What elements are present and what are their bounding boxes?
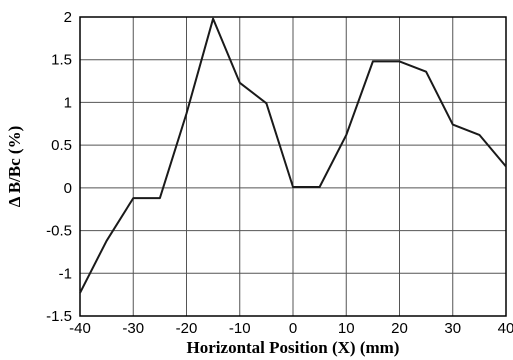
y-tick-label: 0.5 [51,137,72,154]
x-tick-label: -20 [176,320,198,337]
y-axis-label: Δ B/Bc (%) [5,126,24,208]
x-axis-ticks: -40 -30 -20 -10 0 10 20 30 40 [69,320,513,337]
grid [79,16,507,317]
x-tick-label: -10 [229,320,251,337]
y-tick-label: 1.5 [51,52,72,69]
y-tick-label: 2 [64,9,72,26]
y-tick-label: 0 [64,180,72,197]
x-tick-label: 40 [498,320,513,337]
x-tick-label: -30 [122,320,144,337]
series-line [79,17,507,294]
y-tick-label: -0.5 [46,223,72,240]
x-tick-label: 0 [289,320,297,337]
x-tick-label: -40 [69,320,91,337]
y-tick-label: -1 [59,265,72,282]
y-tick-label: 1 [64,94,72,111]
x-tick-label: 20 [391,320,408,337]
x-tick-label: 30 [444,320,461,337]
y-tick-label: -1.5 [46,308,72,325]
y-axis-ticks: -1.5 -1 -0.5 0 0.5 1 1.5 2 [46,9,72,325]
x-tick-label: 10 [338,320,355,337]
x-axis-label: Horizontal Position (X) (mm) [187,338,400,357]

+ + + + + + +

GIVEN TASK:
Please lay out every line of the data above as a Markdown table with the columns "Row" and "Text", numbering the rows in order. Skip blank lines and leave the pictures out of the table.

SOLUTION TO THE EXERCISE:
| Row | Text |
|---|---|
| 1 | What elements are present and what are their bounding boxes? |
| 2 | y-tick-label: 0.5 [51,137,72,154] |
| 3 | x-tick-label: -20 [176,320,198,337] |
| 4 | y-axis-label: Δ B/Bc (%) [5,126,24,208] |
| 5 | x-axis-ticks: -40 -30 -20 -10 0 10 20 30 40 [69,320,513,337] |
| 6 | grid [79,16,507,317] |
| 7 | x-tick-label: -10 [229,320,251,337] |
| 8 | y-tick-label: 1.5 [51,52,72,69] |
| 9 | y-tick-label: 2 [64,9,72,26] |
| 10 | y-tick-label: 0 [64,180,72,197] |
| 11 | x-tick-label: 40 [498,320,513,337] |
| 12 | x-tick-label: -30 [122,320,144,337] |
| 13 | series-line [79,17,507,294] |
| 14 | y-tick-label: -0.5 [46,223,72,240] |
| 15 | x-tick-label: 0 [289,320,297,337] |
| 16 | x-tick-label: -40 [69,320,91,337] |
| 17 | y-tick-label: -1 [59,265,72,282] |
| 18 | y-tick-label: 1 [64,94,72,111] |
| 19 | x-tick-label: 20 [391,320,408,337] |
| 20 | x-tick-label: 30 [444,320,461,337] |
| 21 | y-tick-label: -1.5 [46,308,72,325] |
| 22 | y-axis-ticks: -1.5 -1 -0.5 0 0.5 1 1.5 2 [46,9,72,325] |
| 23 | x-tick-label: 10 [338,320,355,337] |
| 24 | x-axis-label: Horizontal Position (X) (mm) [187,338,400,357] |